- _SUPPLIED ENTRIES_

-- Begin --

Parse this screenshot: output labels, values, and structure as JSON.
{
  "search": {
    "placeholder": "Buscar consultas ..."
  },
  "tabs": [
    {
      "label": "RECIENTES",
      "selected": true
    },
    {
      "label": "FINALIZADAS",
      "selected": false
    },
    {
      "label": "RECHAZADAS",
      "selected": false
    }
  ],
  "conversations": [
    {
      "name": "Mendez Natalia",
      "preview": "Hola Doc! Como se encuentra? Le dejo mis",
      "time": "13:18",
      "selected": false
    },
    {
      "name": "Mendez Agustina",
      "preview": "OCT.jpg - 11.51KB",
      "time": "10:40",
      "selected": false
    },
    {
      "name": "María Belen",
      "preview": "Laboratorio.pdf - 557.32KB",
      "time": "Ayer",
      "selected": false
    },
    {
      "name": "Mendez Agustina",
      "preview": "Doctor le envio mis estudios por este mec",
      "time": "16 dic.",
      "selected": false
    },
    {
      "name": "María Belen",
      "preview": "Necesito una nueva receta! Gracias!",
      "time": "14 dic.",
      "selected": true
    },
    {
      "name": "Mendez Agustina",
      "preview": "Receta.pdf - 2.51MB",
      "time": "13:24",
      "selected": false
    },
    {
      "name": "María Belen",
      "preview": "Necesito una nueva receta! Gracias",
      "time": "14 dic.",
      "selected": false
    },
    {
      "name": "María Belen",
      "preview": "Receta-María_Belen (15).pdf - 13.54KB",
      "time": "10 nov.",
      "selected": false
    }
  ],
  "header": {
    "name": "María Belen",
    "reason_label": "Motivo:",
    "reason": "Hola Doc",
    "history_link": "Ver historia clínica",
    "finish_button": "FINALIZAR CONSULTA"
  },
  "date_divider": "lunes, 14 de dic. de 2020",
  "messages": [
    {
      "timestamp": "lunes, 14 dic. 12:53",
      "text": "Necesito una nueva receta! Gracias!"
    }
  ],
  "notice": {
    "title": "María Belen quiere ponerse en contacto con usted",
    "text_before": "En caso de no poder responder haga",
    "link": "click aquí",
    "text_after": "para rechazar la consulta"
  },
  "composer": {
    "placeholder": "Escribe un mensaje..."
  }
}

-- End --

- _DESCRIPTION OF THE TASK_
Retype all the material above precisely, with no line left out.

- _RESPONSE TO THE TASK_
Parse this screenshot: output labels, values, and structure as JSON.
{
  "search": {
    "placeholder": "Buscar consultas ..."
  },
  "tabs": [
    {
      "label": "RECIENTES",
      "selected": true
    },
    {
      "label": "FINALIZADAS",
      "selected": false
    },
    {
      "label": "RECHAZADAS",
      "selected": false
    }
  ],
  "conversations": [
    {
      "name": "Mendez Natalia",
      "preview": "Hola Doc! Como se encuentra? Le dejo mis",
      "time": "13:18",
      "selected": false
    },
    {
      "name": "Mendez Agustina",
      "preview": "OCT.jpg - 11.51KB",
      "time": "10:40",
      "selected": false
    },
    {
      "name": "María Belen",
      "preview": "Laboratorio.pdf - 557.32KB",
      "time": "Ayer",
      "selected": false
    },
    {
      "name": "Mendez Agustina",
      "preview": "Doctor le envio mis estudios por este mec",
      "time": "16 dic.",
      "selected": false
    },
    {
      "name": "María Belen",
      "preview": "Necesito una nueva receta! Gracias!",
      "time": "14 dic.",
      "selected": true
    },
    {
      "name": "Mendez Agustina",
      "preview": "Receta.pdf - 2.51MB",
      "time": "13:24",
      "selected": false
    },
    {
      "name": "María Belen",
      "preview": "Necesito una nueva receta! Gracias",
      "time": "14 dic.",
      "selected": false
    },
    {
      "name": "María Belen",
      "preview": "Receta-María_Belen (15).pdf - 13.54KB",
      "time": "10 nov.",
      "selected": false
    }
  ],
  "header": {
    "name": "María Belen",
    "reason_label": "Motivo:",
    "reason": "Hola Doc",
    "history_link": "Ver historia clínica",
    "finish_button": "FINALIZAR CONSULTA"
  },
  "date_divider": "lunes, 14 de dic. de 2020",
  "messages": [
    {
      "timestamp": "lunes, 14 dic. 12:53",
      "text": "Necesito una nueva receta! Gracias!"
    }
  ],
  "notice": {
    "title": "María Belen quiere ponerse en contacto con usted",
    "text_before": "En caso de no poder responder haga",
    "link": "click aquí",
    "text_after": "para rechazar la consulta"
  },
  "composer": {
    "placeholder": "Escribe un mensaje..."
  }
}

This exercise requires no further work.